Exercise details: Copy all lines of the listing that include the string "Transporter".

◆ ◆ ◆ ◆ ◆

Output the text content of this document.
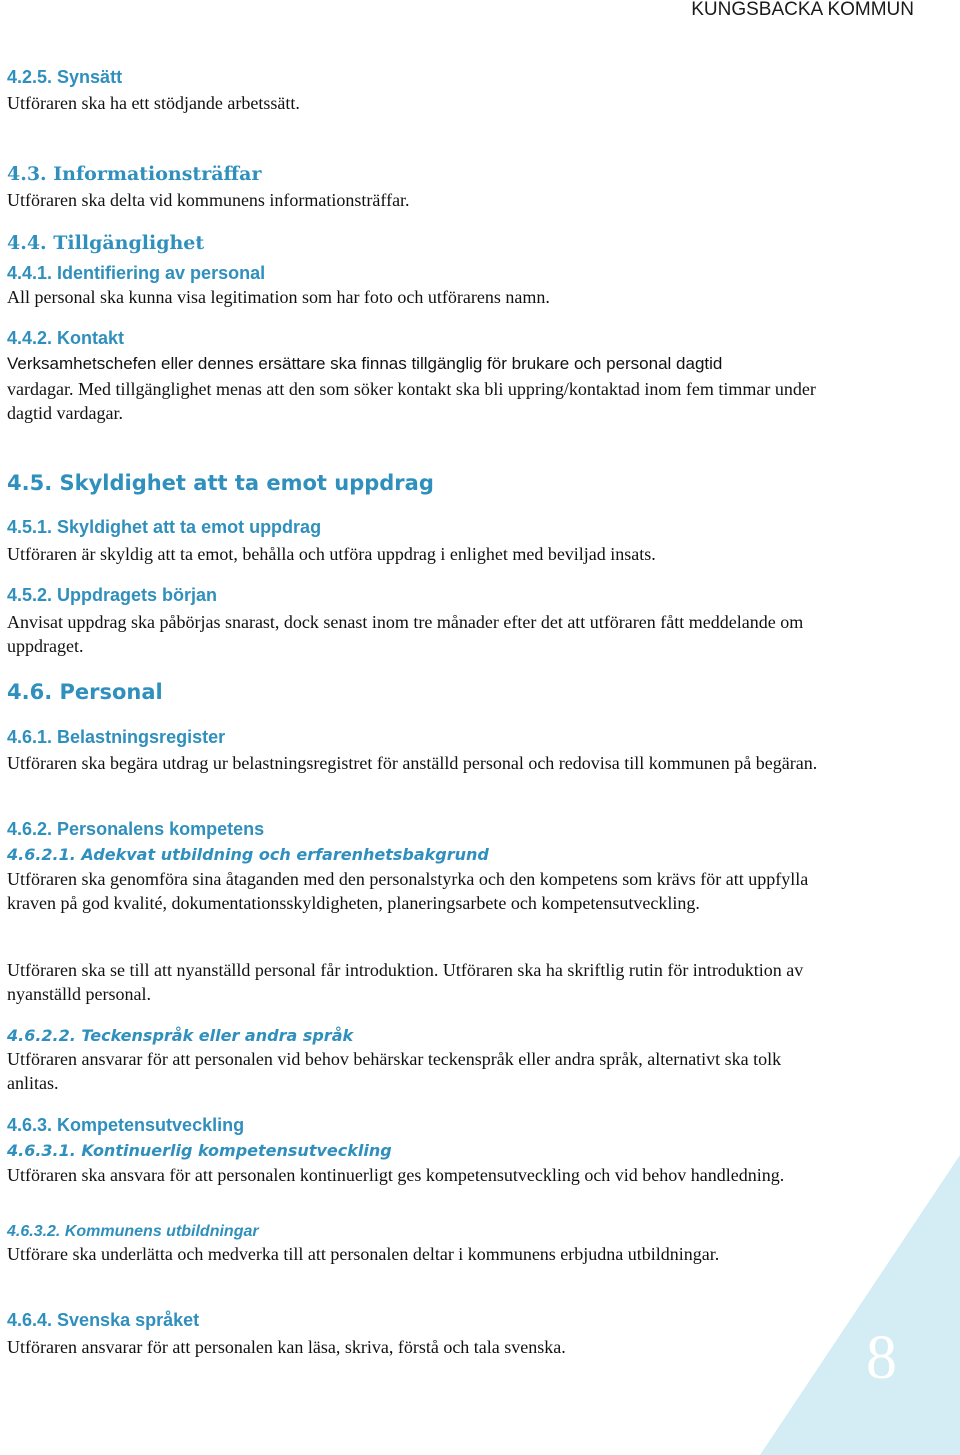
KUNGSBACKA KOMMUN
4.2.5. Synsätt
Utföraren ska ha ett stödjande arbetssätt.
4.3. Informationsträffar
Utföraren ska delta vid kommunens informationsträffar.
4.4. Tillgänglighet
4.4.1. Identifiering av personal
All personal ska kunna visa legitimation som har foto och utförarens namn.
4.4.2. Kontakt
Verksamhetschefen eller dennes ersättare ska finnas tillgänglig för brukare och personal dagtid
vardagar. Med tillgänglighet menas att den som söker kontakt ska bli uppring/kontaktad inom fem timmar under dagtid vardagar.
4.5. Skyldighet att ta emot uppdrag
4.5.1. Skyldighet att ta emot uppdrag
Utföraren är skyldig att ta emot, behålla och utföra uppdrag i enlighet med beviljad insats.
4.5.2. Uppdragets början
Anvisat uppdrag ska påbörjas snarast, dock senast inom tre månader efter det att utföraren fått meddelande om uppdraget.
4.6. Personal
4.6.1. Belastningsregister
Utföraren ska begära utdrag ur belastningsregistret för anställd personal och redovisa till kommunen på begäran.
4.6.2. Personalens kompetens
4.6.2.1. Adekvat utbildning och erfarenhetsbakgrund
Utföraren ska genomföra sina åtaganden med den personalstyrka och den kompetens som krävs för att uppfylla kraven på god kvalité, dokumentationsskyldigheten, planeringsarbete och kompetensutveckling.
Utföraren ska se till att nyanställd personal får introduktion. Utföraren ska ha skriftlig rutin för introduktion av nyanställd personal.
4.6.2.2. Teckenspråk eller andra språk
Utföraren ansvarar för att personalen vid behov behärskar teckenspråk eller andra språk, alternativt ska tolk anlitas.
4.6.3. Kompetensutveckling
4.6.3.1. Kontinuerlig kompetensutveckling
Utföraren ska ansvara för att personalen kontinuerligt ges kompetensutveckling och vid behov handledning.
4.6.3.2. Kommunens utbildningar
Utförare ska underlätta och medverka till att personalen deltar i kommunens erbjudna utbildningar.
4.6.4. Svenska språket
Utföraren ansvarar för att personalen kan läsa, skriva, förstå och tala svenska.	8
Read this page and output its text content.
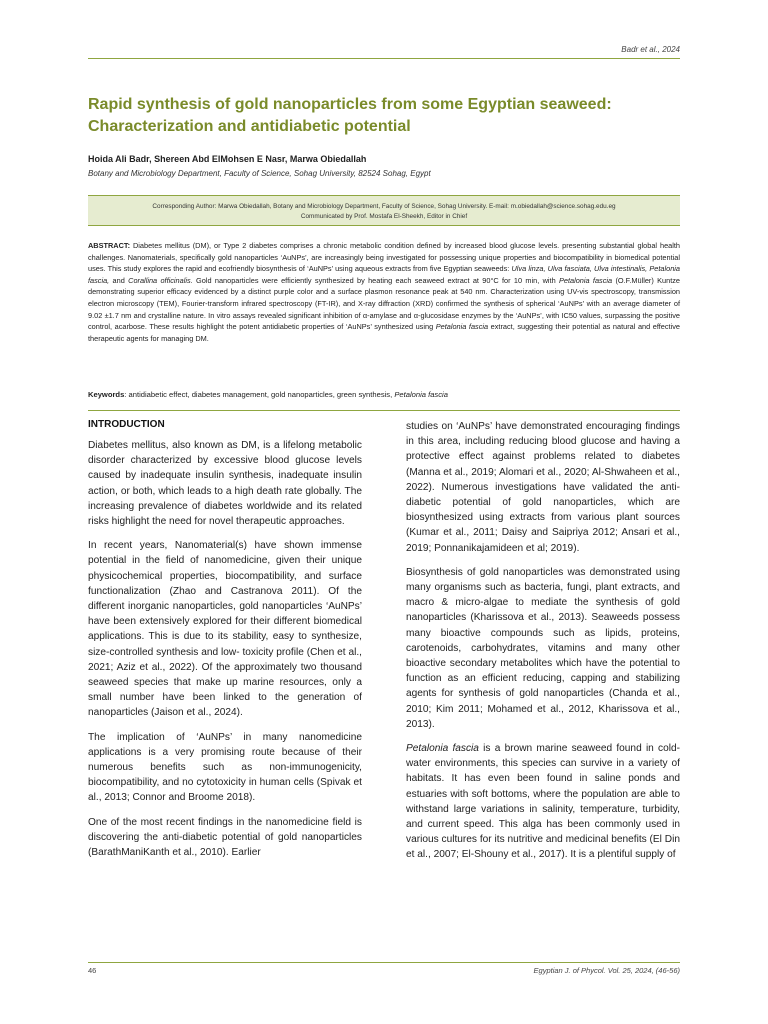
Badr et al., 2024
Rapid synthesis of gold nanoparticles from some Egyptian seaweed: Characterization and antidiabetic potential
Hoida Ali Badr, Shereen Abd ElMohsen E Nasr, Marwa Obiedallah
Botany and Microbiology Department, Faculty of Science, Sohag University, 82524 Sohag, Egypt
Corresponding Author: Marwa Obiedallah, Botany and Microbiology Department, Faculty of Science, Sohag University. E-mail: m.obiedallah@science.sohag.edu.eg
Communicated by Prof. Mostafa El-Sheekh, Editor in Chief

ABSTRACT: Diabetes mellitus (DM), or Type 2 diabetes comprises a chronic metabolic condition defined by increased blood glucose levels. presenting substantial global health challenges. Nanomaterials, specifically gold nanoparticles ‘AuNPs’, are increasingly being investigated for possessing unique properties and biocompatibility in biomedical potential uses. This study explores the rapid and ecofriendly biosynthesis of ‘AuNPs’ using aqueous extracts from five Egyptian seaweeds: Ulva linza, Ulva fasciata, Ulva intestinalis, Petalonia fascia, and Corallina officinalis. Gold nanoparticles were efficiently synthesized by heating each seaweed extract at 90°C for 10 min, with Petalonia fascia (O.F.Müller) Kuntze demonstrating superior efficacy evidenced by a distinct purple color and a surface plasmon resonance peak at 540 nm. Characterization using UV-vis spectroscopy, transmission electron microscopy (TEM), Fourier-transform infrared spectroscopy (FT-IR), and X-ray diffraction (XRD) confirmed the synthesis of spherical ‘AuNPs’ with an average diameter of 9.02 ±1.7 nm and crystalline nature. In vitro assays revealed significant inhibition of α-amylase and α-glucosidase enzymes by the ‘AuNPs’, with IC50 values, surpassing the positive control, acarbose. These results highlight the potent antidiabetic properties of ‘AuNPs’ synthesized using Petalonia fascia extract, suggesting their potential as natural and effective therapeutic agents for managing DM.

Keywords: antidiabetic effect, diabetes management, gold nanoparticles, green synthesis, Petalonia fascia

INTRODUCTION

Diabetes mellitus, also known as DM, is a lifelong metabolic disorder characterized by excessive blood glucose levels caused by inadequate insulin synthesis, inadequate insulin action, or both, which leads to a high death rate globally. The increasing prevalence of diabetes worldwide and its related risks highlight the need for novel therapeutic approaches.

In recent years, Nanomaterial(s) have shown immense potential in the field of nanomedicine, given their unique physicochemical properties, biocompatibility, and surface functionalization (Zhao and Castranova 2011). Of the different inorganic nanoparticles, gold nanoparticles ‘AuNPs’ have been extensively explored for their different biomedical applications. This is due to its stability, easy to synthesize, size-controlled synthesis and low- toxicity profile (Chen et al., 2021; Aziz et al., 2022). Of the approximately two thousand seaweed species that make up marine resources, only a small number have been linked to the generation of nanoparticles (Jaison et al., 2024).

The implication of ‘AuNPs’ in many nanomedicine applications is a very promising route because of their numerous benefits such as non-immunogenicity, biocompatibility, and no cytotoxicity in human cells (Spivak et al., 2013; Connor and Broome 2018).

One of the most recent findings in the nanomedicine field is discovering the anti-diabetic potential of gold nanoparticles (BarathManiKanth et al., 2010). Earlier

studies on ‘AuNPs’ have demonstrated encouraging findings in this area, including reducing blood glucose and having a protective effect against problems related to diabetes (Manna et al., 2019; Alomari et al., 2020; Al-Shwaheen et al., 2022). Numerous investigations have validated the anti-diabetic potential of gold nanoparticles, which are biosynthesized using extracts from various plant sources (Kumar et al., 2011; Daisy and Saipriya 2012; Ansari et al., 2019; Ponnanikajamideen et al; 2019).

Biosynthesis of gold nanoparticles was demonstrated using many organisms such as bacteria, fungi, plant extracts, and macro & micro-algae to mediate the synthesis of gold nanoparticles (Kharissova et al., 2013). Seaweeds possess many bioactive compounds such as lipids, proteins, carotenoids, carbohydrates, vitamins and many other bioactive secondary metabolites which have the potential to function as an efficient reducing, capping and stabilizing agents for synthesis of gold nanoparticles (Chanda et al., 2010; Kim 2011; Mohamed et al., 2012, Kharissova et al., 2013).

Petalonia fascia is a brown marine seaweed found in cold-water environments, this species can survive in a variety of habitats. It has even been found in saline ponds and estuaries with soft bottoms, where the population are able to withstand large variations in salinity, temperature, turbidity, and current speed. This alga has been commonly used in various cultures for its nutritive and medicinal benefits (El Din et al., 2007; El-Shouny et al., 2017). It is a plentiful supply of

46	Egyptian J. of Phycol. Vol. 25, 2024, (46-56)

◆ ◆ ◆ ◆ ◆

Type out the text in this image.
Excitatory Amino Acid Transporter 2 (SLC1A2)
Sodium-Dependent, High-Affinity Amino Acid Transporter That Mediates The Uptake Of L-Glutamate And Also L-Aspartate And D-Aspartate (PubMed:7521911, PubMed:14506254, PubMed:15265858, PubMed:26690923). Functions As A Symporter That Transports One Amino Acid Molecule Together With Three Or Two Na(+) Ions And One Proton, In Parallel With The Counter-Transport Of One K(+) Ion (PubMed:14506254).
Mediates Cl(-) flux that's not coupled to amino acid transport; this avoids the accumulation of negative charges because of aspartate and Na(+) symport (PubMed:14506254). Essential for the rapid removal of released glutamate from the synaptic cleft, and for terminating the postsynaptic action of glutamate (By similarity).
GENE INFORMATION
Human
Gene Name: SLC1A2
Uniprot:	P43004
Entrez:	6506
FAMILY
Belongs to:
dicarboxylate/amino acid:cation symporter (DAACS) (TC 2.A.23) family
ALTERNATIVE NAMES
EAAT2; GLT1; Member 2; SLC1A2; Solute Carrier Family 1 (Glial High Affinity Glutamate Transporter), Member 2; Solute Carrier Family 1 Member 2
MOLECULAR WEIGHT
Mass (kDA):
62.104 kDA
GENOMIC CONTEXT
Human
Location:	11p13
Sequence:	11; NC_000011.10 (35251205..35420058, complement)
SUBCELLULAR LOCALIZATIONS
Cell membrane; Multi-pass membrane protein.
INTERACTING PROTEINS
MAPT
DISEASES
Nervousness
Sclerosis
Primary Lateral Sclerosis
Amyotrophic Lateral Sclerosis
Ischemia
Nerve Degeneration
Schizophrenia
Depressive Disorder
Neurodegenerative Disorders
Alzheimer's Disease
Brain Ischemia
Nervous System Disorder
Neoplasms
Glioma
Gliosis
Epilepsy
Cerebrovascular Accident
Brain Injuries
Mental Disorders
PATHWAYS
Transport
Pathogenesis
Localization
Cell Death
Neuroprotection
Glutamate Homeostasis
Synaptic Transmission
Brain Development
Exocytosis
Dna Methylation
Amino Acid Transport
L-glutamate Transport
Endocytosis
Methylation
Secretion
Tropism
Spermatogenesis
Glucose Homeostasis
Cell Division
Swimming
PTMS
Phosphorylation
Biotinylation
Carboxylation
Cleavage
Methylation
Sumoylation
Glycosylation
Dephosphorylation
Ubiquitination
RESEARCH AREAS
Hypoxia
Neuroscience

◆ ◆ ◆ ◆ ◆

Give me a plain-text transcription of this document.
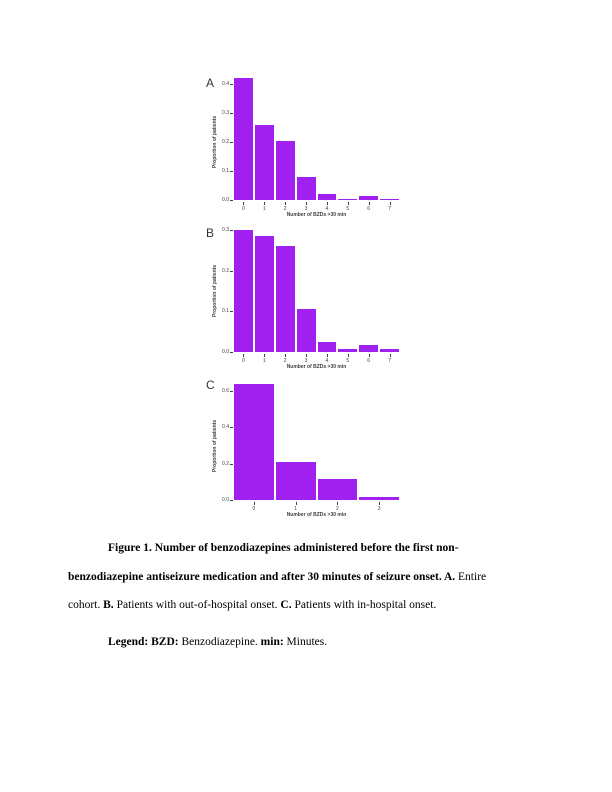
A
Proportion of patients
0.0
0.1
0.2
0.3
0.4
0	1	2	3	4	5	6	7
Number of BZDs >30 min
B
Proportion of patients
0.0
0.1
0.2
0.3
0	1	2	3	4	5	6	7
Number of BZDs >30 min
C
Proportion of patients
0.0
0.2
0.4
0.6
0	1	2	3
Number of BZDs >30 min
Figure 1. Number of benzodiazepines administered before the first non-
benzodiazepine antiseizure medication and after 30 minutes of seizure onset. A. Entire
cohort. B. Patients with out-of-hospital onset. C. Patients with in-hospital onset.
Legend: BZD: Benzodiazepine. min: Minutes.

◆ ◆ ◆ ◆ ◆

Output:
Excitatory Amino Acid Transporter 2 (SLC1A2)
Sodium-Dependent, High-Affinity Amino Acid Transporter That Mediates The Uptake Of L-Glutamate And Also L-Aspartate And D-Aspartate (PubMed:7521911, PubMed:14506254, PubMed:15265858, PubMed:26690923). Functions As A Symporter That Transports One Amino Acid Molecule Together With Three Or Two Na(+) Ions And One Proton, In Parallel With The Counter-Transport Of One K(+) Ion (PubMed:14506254).
EAAT2; GLT1; Member 2; SLC1A2; Solute Carrier Family 1 (Glial High Affinity Glutamate Transporter), Member 2; Solute Carrier Family 1 Member 2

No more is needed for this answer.